Excerpted passage:
# Custom Tweater mounting



## Guest (Aug 13, 2002)

Anyone knows if a manufacturer made a replacement for the plastic piece in the window that would fit a tweater on my Sentra XE 1998?


----------



## G_Funk013 (Jul 9, 2002)

Are you talking about the sail panels on the front doors. I think you might just have to cut it yourself? I have the same question because i am planning on adding some tweater there too.


----------



## tosainu1 (Aug 15, 2002)

I wonder, can you get the ones from a G20 and make those fit? They fit on the pillar mount, and would look really clean....Maybe those would fit, i dont know, just an idea.....I cut mine into my doors and have hated that decision ever since....


----------



## 1CLNB14 (Apr 30, 2002)

We made our own out of fiberglass.

check it out...


----------



## G_Funk013 (Jul 9, 2002)

How did you make it?


----------



## 1CLNB14 (Apr 30, 2002)

A master mold was made with clay. It was sent out to be used to blow fiberglass molds.

We still had to cut and shape them to fit.


----------



## Guest (Aug 16, 2002)

*thanks*

Yeah, the fiberglass thing would be a good idea but still i don't know which solution gives a better look...and keeps the car "stock". I was wondering if could just buy the panels just to make sure that if i sell my baby someday i could just put the old panels and the original sound system back in their place. So if anyone knows where i can get the parts i need heed me back fellas.

Thanks a lot


----------



## Guest (Aug 17, 2002)

*Another mounting problem*

I guess i just can't buy stuff that fits into my car  
Now i have to fit 6 X 9 speakers in the rear 6 " holes and i'd like to know if anyone did that without cutting through the metal but i guess i'll have to anyway 

Thanks


----------



## sethwas (Apr 30, 2002)

Hey,
I had my tweets mounted at the sail panels, and I don't reccomend it for sound quality. Sure the highs will come in awesome and the sound is right there, but, your woofers are down by your ankles and the imaging is all wrong. Even if you cranck up the bass, your ears will be biased by all the highs which are right there. You will always think that you don't have enough bass (even if you don't anyway) even though your car is vibrating apart.
From what I've read, the tweeter shouldn't be more than 6 inches from the woofer. So what I did is mounted them in the doorpanel near the armrest/window switch panel which is near my knees. When I get the car next week I'll tell you if it sounds better (or more natural) with this supposedly 'better' location.

Seth


----------



## G_Funk013 (Jul 9, 2002)

Good stuff Seth.

Keep us posted on it.


----------



## samo (Apr 30, 2002)

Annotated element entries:
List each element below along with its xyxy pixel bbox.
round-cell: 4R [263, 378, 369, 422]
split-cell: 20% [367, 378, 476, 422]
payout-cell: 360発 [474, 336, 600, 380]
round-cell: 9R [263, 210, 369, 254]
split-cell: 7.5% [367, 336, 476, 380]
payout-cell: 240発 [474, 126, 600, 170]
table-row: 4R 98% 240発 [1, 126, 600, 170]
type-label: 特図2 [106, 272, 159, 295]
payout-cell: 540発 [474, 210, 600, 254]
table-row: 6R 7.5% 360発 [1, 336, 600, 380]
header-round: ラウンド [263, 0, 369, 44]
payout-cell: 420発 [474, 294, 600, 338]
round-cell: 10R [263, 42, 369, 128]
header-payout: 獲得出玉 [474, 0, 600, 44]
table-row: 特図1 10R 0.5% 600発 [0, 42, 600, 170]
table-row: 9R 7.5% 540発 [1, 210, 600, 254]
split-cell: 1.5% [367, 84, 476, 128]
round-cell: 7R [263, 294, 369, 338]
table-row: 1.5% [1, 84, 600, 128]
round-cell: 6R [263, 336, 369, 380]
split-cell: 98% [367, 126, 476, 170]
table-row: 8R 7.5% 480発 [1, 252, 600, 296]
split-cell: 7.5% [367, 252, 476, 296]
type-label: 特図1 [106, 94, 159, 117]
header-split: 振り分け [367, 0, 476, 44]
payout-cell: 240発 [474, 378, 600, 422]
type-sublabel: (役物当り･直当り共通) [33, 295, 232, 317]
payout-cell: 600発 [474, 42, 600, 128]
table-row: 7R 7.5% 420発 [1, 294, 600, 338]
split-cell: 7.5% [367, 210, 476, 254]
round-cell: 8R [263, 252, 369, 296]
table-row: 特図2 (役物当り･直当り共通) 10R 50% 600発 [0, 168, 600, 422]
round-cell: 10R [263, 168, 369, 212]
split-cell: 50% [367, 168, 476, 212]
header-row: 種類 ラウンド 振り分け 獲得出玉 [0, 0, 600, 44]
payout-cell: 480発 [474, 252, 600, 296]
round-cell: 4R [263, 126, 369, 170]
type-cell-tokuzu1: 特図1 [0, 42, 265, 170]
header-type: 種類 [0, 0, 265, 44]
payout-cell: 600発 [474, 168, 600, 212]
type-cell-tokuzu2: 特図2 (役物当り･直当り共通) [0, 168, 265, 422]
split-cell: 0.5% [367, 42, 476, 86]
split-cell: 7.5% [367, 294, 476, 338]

Given request:
Could you return, word for word, the part of the tweeter mounting thread starting at "## tosainu1 (Aug" and ending at "decision ever since...."?

Answer to this problem:
## tosainu1 (Aug 15, 2002)

I wonder, can you get the ones from a G20 and make those fit? They fit on the pillar mount, and would look really clean....Maybe those would fit, i dont know, just an idea.....I cut mine into my doors and have hated that decision ever since....